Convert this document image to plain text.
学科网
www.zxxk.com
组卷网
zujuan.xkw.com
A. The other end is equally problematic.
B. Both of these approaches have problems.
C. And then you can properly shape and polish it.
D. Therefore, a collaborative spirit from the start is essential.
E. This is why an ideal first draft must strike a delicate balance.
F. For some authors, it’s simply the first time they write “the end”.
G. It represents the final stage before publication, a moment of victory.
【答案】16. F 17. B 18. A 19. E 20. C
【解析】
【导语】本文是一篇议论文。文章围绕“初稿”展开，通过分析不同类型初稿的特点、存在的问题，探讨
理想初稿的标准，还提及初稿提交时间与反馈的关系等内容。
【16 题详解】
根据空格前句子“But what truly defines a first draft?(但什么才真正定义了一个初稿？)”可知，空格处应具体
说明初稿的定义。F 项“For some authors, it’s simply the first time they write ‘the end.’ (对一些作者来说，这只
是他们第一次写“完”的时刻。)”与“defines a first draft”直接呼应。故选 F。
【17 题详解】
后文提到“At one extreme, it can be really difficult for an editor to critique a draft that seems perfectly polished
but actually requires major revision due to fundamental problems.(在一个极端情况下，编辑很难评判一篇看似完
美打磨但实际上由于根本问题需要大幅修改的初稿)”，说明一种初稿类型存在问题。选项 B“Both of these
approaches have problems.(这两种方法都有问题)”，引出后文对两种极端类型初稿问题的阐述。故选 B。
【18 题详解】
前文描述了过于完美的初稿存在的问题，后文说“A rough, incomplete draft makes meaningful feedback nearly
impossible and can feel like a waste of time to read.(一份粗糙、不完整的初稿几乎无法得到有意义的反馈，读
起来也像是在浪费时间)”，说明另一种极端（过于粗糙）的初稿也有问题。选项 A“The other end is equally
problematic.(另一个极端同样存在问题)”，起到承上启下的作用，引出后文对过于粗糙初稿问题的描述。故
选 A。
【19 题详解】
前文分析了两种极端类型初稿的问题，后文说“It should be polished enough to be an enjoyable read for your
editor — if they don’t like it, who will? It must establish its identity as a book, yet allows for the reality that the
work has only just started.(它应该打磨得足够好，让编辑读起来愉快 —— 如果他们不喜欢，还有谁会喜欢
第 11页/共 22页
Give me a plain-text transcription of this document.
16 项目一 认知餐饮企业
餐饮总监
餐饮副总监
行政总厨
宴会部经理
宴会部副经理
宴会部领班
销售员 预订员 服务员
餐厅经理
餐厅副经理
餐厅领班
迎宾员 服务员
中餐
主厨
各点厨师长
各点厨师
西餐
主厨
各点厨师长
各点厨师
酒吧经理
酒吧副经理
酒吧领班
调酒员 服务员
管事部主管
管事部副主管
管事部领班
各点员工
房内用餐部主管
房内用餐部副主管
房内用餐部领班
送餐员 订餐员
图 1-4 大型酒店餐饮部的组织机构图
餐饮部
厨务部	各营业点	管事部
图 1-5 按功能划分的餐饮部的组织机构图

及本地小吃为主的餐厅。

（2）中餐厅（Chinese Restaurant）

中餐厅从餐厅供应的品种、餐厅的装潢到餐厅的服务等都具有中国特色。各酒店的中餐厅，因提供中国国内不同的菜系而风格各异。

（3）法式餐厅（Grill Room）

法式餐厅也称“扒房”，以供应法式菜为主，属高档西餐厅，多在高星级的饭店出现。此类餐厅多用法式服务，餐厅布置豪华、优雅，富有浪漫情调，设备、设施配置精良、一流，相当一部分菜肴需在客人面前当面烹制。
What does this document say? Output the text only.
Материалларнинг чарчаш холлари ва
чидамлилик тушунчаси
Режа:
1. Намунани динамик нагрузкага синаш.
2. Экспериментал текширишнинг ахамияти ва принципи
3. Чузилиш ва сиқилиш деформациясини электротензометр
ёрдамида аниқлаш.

----------

• **INSTRUCTIONS TO FOLLOW**: Repeat exactly, and only, the lines from the line containing "Give me a plain-text" through the last line of the records above, both included.

• **FINISHED EXERCISE**:
Give me a plain-text transcription of this document.
16 项目一 认知餐饮企业
餐饮总监
餐饮副总监
行政总厨
宴会部经理
宴会部副经理
宴会部领班
销售员 预订员 服务员
餐厅经理
餐厅副经理
餐厅领班
迎宾员 服务员
中餐
主厨
各点厨师长
各点厨师
西餐
主厨
各点厨师长
各点厨师
酒吧经理
酒吧副经理
酒吧领班
调酒员 服务员
管事部主管
管事部副主管
管事部领班
各点员工
房内用餐部主管
房内用餐部副主管
房内用餐部领班
送餐员 订餐员
图 1-4 大型酒店餐饮部的组织机构图
餐饮部
厨务部	各营业点	管事部
图 1-5 按功能划分的餐饮部的组织机构图

及本地小吃为主的餐厅。

（2）中餐厅（Chinese Restaurant）

中餐厅从餐厅供应的品种、餐厅的装潢到餐厅的服务等都具有中国特色。各酒店的中餐厅，因提供中国国内不同的菜系而风格各异。

（3）法式餐厅（Grill Room）

法式餐厅也称“扒房”，以供应法式菜为主，属高档西餐厅，多在高星级的饭店出现。此类餐厅多用法式服务，餐厅布置豪华、优雅，富有浪漫情调，设备、设施配置精良、一流，相当一部分菜肴需在客人面前当面烹制。
What does this document say? Output the text only.
Материалларнинг чарчаш холлари ва
чидамлилик тушунчаси
Режа:
1. Намунани динамик нагрузкага синаш.
2. Экспериментал текширишнинг ахамияти ва принципи
3. Чузилиш ва сиқилиш деформациясини электротензометр
ёрдамида аниқлаш.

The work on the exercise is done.